Extracted data entries
↓↓↓
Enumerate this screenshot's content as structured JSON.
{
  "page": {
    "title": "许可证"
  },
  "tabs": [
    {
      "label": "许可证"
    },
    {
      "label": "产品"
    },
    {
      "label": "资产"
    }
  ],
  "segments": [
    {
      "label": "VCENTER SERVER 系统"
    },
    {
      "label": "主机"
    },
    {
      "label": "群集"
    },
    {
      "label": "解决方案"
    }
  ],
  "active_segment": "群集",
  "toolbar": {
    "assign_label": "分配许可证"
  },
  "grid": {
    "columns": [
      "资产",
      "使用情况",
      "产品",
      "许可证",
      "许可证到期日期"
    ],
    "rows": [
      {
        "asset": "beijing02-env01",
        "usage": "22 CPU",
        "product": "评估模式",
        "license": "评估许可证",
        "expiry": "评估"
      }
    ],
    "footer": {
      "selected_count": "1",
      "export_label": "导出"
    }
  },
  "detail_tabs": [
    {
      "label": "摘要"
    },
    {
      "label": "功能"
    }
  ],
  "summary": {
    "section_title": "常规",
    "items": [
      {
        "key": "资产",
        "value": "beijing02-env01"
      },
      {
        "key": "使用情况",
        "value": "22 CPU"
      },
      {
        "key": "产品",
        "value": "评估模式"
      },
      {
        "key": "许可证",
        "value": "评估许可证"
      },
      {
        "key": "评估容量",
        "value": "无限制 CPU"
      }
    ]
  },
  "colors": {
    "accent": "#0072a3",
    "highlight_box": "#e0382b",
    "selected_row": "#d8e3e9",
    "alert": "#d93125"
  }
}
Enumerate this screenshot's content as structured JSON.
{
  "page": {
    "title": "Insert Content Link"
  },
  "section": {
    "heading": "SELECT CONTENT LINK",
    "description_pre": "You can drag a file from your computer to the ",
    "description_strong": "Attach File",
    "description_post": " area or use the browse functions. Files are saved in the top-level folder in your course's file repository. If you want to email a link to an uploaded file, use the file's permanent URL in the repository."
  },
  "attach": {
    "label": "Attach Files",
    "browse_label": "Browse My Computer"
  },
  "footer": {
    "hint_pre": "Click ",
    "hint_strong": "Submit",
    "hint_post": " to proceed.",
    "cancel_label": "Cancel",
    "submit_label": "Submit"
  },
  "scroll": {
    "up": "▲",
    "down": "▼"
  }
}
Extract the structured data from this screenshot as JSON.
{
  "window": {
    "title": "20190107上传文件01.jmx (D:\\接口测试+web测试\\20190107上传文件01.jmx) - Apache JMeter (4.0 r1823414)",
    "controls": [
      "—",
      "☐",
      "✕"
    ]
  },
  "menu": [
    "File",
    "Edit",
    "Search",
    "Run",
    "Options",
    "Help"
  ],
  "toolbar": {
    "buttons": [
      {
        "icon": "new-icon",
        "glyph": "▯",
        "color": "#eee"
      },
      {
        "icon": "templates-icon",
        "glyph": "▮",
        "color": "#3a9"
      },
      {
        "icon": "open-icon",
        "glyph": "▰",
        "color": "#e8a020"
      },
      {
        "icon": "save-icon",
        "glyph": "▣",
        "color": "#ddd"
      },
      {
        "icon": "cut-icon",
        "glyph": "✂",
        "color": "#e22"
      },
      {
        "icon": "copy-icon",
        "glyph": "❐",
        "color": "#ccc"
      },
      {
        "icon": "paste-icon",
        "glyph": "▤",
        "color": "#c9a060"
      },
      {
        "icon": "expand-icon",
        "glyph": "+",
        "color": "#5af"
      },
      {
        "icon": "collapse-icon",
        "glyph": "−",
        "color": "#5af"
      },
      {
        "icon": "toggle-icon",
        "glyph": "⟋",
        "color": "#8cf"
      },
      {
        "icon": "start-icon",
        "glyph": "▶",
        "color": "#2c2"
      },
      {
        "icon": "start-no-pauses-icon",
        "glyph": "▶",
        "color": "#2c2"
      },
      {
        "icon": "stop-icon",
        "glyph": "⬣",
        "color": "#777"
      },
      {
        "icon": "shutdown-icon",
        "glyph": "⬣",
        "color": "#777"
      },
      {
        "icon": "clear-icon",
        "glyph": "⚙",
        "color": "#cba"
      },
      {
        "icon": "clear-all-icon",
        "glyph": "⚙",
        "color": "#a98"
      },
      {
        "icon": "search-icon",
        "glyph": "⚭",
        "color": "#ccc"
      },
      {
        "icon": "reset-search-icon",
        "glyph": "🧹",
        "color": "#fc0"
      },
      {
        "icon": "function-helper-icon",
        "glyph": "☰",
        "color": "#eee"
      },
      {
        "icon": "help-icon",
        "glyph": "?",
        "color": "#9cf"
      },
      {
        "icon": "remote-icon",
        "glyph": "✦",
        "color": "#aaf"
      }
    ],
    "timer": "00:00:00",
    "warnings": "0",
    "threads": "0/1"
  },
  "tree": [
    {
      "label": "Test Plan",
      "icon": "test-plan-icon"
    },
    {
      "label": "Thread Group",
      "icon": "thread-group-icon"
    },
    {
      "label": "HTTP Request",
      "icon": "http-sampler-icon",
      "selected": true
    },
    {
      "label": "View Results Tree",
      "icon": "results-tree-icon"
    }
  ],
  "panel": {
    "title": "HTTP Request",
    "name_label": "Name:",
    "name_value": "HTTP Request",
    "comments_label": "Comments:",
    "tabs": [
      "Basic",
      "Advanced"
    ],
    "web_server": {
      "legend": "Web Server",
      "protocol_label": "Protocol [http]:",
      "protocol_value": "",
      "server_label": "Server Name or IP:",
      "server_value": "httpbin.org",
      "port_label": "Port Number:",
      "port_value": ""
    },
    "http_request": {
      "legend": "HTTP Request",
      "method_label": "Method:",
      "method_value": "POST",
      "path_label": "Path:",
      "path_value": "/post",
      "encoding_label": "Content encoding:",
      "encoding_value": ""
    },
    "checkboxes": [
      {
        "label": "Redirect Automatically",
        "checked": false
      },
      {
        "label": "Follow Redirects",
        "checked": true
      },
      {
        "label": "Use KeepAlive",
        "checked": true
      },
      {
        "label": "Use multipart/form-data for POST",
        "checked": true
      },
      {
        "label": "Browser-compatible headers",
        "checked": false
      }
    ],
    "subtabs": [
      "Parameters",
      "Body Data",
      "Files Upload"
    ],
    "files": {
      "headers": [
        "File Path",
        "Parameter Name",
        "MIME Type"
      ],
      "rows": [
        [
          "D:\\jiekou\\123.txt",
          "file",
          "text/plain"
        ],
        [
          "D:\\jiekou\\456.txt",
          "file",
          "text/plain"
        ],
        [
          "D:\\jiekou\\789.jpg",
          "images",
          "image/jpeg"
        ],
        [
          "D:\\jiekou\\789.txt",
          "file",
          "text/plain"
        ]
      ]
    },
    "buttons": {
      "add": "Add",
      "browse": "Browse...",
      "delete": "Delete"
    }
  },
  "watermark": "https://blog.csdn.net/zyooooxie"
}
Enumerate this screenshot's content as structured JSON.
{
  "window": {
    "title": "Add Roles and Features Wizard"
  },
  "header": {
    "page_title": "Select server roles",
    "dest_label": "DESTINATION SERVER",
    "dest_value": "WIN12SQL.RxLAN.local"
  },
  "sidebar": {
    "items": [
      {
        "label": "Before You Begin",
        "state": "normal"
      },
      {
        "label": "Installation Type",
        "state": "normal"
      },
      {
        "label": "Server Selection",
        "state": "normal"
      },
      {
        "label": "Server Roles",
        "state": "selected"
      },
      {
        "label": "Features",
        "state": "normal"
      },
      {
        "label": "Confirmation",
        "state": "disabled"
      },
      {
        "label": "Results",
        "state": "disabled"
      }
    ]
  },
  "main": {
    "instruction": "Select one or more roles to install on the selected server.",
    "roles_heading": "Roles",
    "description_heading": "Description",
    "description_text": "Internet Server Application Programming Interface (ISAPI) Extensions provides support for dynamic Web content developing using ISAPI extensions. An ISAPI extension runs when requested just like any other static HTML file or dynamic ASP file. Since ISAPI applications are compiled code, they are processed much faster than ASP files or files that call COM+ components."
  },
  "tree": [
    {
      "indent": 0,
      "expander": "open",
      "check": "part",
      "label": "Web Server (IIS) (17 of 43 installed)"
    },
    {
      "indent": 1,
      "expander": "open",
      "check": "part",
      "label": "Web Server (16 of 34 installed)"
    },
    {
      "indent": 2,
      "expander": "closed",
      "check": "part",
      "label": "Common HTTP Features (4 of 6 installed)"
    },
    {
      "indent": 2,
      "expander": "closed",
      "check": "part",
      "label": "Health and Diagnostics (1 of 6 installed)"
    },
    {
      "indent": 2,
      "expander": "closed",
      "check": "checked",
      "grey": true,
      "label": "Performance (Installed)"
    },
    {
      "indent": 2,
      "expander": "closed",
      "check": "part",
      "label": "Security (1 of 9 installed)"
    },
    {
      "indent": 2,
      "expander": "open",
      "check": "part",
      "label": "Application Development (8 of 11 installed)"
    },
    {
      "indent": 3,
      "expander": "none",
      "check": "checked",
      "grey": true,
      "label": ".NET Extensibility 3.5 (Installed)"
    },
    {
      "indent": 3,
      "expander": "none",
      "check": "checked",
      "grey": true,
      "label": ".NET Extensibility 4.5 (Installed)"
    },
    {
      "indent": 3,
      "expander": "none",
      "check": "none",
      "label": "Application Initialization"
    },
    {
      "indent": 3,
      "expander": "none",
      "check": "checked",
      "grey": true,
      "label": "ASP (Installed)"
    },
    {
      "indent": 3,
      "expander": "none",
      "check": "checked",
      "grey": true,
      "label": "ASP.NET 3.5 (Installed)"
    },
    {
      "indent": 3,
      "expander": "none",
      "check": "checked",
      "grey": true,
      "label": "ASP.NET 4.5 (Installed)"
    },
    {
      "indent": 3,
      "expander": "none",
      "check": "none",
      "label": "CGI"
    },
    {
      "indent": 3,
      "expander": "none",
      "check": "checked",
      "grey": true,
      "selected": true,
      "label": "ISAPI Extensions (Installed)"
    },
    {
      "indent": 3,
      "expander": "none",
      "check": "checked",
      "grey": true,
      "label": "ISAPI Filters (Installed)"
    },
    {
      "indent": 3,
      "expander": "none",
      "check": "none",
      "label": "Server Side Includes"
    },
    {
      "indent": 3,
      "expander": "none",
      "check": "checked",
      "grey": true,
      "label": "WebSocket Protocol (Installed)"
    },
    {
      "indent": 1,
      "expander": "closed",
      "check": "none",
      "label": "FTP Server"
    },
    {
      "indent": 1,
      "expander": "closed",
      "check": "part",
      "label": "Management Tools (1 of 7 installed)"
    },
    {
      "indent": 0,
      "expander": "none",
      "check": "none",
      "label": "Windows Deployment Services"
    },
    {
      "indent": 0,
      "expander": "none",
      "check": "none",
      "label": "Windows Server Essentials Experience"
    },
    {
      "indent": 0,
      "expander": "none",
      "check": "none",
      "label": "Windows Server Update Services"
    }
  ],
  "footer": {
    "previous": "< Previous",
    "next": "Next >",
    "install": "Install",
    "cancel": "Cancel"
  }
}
↑↑↑
**Exercise requirements**
Report back each line of the entries that holds the string "Extensions".

**Finished exercise**
    "description_text": "Internet Server Application Programming Interface (ISAPI) Extensions provides support for dynamic Web content developing using ISAPI extensions. An ISAPI extension runs when requested just like any other static HTML file or dynamic ASP file. Since ISAPI applications are compiled code, they are processed much faster than ASP files or files that call COM+ components."
      "label": "ISAPI Extensions (Installed)"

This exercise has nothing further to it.